Supplied material:
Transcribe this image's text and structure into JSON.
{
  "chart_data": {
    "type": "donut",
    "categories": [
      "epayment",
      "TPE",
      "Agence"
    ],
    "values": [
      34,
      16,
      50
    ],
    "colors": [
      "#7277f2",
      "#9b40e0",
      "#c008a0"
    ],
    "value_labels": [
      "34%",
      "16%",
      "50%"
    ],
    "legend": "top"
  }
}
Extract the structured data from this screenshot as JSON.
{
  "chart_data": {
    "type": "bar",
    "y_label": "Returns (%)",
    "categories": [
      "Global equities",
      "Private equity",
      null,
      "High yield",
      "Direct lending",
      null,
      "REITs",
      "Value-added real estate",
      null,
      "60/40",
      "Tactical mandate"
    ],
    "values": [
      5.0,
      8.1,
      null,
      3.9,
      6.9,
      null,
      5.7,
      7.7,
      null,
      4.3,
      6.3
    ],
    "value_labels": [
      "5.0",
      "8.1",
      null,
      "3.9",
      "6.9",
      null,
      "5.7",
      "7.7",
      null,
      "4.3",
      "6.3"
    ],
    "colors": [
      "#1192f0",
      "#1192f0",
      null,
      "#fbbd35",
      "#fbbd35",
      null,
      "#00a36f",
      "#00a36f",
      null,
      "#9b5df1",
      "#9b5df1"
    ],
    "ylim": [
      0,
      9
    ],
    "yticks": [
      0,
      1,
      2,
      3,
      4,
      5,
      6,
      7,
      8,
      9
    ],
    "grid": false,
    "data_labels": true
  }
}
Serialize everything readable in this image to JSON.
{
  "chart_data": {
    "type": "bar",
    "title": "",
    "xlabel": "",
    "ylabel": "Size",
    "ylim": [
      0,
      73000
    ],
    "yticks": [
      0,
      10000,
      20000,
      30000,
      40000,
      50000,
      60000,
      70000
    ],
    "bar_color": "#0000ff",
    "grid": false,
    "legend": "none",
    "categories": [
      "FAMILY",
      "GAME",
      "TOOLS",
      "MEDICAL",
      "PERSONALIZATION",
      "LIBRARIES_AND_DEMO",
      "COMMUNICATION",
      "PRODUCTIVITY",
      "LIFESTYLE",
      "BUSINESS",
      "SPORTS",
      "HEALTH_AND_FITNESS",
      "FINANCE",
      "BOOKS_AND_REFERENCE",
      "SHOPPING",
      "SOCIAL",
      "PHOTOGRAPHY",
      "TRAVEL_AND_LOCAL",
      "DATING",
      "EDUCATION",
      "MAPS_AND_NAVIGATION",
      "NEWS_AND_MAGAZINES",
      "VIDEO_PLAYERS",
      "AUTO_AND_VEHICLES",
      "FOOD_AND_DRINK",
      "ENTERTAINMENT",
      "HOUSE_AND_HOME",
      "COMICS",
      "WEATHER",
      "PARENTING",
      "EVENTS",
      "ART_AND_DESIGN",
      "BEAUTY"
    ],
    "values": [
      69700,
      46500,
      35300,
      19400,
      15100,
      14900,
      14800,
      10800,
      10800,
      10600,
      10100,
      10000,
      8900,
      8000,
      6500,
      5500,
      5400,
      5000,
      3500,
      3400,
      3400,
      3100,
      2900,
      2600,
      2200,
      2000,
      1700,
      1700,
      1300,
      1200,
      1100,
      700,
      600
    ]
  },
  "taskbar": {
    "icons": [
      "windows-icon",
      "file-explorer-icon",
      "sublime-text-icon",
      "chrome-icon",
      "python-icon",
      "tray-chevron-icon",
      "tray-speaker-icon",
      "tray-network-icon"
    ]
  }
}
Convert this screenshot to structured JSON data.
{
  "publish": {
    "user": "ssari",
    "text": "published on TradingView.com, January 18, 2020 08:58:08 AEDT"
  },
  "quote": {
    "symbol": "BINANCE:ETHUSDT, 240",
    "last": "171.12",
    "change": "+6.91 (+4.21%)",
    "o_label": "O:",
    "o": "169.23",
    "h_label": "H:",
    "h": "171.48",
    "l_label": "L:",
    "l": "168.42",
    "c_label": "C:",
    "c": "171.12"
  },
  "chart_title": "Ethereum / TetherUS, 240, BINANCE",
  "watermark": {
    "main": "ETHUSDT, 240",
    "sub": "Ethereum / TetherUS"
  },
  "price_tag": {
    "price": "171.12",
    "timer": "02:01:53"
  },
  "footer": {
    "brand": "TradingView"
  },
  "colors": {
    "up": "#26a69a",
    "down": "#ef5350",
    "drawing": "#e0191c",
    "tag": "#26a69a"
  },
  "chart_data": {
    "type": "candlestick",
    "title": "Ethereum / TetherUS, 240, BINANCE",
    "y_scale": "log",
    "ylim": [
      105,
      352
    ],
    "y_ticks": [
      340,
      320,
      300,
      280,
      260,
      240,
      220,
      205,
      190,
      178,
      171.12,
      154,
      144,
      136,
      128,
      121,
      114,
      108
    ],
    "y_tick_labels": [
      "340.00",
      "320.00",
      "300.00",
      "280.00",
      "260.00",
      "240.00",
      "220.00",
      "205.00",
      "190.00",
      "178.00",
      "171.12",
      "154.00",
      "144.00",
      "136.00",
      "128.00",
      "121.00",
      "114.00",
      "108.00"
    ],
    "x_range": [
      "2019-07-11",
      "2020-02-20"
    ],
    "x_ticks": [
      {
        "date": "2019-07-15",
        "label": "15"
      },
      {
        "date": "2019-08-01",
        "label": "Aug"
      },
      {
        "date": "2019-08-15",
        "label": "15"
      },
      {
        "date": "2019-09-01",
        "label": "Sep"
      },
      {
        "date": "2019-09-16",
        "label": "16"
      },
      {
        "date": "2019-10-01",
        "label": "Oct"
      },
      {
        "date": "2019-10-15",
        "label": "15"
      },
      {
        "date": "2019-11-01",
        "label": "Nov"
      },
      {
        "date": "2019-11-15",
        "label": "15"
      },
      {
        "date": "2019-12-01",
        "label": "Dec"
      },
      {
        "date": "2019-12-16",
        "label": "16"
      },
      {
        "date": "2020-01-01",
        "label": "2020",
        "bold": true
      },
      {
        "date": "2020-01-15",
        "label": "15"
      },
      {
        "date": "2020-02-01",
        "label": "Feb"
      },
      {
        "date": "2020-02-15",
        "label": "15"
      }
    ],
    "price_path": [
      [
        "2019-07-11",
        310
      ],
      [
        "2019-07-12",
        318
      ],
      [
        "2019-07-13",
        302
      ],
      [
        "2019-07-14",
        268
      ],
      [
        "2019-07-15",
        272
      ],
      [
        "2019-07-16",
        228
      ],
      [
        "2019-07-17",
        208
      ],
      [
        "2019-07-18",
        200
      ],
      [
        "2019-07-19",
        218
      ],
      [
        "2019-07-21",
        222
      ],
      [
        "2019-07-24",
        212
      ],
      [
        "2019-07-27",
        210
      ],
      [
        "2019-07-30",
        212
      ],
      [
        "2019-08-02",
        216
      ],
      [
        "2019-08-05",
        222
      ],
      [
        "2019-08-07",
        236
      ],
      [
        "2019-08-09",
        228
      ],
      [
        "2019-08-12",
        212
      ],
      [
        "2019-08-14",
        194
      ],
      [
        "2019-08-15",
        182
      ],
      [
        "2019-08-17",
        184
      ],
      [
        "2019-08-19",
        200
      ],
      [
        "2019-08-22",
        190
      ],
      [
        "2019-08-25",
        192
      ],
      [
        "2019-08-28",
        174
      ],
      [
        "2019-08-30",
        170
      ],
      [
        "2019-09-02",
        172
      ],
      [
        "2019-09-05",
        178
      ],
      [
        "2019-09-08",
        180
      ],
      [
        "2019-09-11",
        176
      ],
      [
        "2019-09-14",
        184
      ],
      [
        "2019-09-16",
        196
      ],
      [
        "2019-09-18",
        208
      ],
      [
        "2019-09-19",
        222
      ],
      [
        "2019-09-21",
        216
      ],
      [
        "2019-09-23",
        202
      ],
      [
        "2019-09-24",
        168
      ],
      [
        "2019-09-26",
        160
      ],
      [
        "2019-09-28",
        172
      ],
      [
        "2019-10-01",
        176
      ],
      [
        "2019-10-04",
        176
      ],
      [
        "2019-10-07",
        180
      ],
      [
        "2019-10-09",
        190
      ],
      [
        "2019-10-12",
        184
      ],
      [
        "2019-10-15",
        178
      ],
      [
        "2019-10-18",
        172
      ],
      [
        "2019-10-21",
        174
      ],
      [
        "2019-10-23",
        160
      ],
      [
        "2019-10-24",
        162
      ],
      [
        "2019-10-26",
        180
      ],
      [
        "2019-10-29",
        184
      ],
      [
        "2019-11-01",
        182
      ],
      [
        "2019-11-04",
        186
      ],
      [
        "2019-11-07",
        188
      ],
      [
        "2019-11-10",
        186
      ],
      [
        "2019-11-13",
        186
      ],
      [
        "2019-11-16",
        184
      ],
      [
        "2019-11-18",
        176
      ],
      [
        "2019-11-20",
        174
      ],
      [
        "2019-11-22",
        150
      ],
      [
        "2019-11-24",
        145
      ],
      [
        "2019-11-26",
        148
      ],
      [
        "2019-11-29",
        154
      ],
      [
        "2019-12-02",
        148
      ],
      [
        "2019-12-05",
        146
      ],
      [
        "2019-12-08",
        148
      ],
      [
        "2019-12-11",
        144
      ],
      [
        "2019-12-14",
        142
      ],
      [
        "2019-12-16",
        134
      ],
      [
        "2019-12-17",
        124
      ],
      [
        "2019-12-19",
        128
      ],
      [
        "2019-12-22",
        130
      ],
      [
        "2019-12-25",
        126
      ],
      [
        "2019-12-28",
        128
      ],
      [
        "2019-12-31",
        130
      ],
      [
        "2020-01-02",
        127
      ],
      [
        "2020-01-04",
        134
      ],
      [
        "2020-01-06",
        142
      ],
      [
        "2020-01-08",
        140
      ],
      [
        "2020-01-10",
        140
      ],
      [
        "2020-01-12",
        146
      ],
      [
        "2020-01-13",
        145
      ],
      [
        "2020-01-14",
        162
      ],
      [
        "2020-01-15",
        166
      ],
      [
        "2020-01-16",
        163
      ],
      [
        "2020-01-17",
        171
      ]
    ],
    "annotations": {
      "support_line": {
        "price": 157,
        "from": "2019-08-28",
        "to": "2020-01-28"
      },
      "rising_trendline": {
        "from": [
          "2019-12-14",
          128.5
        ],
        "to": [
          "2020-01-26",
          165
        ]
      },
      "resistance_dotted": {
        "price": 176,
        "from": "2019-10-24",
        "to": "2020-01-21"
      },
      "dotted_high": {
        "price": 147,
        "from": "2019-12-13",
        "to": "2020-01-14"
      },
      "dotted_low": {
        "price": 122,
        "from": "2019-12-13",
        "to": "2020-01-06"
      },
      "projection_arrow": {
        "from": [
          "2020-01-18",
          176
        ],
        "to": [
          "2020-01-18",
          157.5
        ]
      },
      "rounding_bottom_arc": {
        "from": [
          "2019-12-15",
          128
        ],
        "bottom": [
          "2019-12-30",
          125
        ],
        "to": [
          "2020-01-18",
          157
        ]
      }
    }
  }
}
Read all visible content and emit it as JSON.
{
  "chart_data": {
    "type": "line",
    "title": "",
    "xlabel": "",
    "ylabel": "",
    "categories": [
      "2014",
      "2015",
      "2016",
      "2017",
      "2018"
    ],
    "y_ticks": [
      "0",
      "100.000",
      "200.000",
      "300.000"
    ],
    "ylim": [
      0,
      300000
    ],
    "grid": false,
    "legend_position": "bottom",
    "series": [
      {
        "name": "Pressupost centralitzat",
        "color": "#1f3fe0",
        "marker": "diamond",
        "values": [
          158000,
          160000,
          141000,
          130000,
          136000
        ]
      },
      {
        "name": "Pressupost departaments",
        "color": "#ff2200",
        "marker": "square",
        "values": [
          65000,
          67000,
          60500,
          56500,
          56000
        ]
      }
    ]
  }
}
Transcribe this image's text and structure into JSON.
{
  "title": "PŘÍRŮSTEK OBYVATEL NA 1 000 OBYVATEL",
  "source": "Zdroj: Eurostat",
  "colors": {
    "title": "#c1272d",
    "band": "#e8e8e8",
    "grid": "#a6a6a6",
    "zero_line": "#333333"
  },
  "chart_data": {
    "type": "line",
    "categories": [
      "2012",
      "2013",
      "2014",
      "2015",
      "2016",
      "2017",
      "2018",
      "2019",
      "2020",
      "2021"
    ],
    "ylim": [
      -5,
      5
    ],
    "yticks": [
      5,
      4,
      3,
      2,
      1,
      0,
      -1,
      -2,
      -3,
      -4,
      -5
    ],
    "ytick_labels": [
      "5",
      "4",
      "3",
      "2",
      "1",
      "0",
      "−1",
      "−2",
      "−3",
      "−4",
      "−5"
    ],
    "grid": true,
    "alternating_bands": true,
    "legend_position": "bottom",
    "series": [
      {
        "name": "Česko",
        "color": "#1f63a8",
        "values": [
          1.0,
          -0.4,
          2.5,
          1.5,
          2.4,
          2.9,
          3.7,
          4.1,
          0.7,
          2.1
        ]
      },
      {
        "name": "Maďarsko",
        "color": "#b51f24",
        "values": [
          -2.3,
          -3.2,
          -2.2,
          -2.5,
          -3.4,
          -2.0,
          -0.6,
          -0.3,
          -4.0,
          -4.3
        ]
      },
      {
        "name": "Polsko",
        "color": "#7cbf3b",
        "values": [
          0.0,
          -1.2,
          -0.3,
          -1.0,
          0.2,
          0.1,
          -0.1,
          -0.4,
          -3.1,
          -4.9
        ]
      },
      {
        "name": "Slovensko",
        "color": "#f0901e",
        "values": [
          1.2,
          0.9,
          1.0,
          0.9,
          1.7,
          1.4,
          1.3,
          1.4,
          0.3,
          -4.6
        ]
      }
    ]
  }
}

To do: Your task is to list each line of the records with the word "name".

In response:
        "name": "Pressupost centralitzat",
        "name": "Pressupost departaments",
        "name": "Česko",
        "name": "Maďarsko",
        "name": "Polsko",
        "name": "Slovensko",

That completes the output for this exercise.